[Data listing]
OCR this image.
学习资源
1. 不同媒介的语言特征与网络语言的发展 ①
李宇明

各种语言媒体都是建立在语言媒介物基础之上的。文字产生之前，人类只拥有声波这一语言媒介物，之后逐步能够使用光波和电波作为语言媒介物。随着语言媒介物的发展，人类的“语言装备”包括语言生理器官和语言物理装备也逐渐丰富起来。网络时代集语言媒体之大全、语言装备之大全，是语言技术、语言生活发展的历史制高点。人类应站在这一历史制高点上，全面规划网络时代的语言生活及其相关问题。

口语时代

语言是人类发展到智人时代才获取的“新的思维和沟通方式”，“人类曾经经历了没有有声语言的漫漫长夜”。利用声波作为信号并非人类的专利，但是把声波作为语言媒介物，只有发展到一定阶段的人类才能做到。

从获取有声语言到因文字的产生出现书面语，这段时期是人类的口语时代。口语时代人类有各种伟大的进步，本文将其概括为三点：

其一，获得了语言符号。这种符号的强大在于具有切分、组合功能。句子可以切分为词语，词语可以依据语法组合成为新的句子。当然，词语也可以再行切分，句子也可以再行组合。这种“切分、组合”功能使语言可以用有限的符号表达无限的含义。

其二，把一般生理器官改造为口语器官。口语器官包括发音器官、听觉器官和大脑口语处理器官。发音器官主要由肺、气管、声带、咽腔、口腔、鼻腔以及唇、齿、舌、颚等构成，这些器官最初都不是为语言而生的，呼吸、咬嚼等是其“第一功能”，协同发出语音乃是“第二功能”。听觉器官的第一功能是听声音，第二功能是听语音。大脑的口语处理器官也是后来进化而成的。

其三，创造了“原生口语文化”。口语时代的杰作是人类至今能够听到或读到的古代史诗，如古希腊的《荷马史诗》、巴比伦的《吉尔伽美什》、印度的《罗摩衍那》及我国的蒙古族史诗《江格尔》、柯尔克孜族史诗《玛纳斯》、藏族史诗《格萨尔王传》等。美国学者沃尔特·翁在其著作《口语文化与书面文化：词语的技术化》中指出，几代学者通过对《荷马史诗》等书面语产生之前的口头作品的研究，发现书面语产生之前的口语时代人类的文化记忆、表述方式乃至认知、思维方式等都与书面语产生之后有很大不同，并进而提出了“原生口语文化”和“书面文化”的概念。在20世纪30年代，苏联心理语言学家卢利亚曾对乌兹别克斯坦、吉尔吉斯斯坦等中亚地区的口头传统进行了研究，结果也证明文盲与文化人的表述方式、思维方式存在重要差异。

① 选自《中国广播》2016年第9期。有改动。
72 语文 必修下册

• What you are asked to do
Make an exact copy of every line in the data.

• Exercise response
OCR this image.
学习资源
1. 不同媒介的语言特征与网络语言的发展 ①
李宇明

各种语言媒体都是建立在语言媒介物基础之上的。文字产生之前，人类只拥有声波这一语言媒介物，之后逐步能够使用光波和电波作为语言媒介物。随着语言媒介物的发展，人类的“语言装备”包括语言生理器官和语言物理装备也逐渐丰富起来。网络时代集语言媒体之大全、语言装备之大全，是语言技术、语言生活发展的历史制高点。人类应站在这一历史制高点上，全面规划网络时代的语言生活及其相关问题。

口语时代

语言是人类发展到智人时代才获取的“新的思维和沟通方式”，“人类曾经经历了没有有声语言的漫漫长夜”。利用声波作为信号并非人类的专利，但是把声波作为语言媒介物，只有发展到一定阶段的人类才能做到。

从获取有声语言到因文字的产生出现书面语，这段时期是人类的口语时代。口语时代人类有各种伟大的进步，本文将其概括为三点：

其一，获得了语言符号。这种符号的强大在于具有切分、组合功能。句子可以切分为词语，词语可以依据语法组合成为新的句子。当然，词语也可以再行切分，句子也可以再行组合。这种“切分、组合”功能使语言可以用有限的符号表达无限的含义。

其二，把一般生理器官改造为口语器官。口语器官包括发音器官、听觉器官和大脑口语处理器官。发音器官主要由肺、气管、声带、咽腔、口腔、鼻腔以及唇、齿、舌、颚等构成，这些器官最初都不是为语言而生的，呼吸、咬嚼等是其“第一功能”，协同发出语音乃是“第二功能”。听觉器官的第一功能是听声音，第二功能是听语音。大脑的口语处理器官也是后来进化而成的。

其三，创造了“原生口语文化”。口语时代的杰作是人类至今能够听到或读到的古代史诗，如古希腊的《荷马史诗》、巴比伦的《吉尔伽美什》、印度的《罗摩衍那》及我国的蒙古族史诗《江格尔》、柯尔克孜族史诗《玛纳斯》、藏族史诗《格萨尔王传》等。美国学者沃尔特·翁在其著作《口语文化与书面文化：词语的技术化》中指出，几代学者通过对《荷马史诗》等书面语产生之前的口头作品的研究，发现书面语产生之前的口语时代人类的文化记忆、表述方式乃至认知、思维方式等都与书面语产生之后有很大不同，并进而提出了“原生口语文化”和“书面文化”的概念。在20世纪30年代，苏联心理语言学家卢利亚曾对乌兹别克斯坦、吉尔吉斯斯坦等中亚地区的口头传统进行了研究，结果也证明文盲与文化人的表述方式、思维方式存在重要差异。

① 选自《中国广播》2016年第9期。有改动。
72 语文 必修下册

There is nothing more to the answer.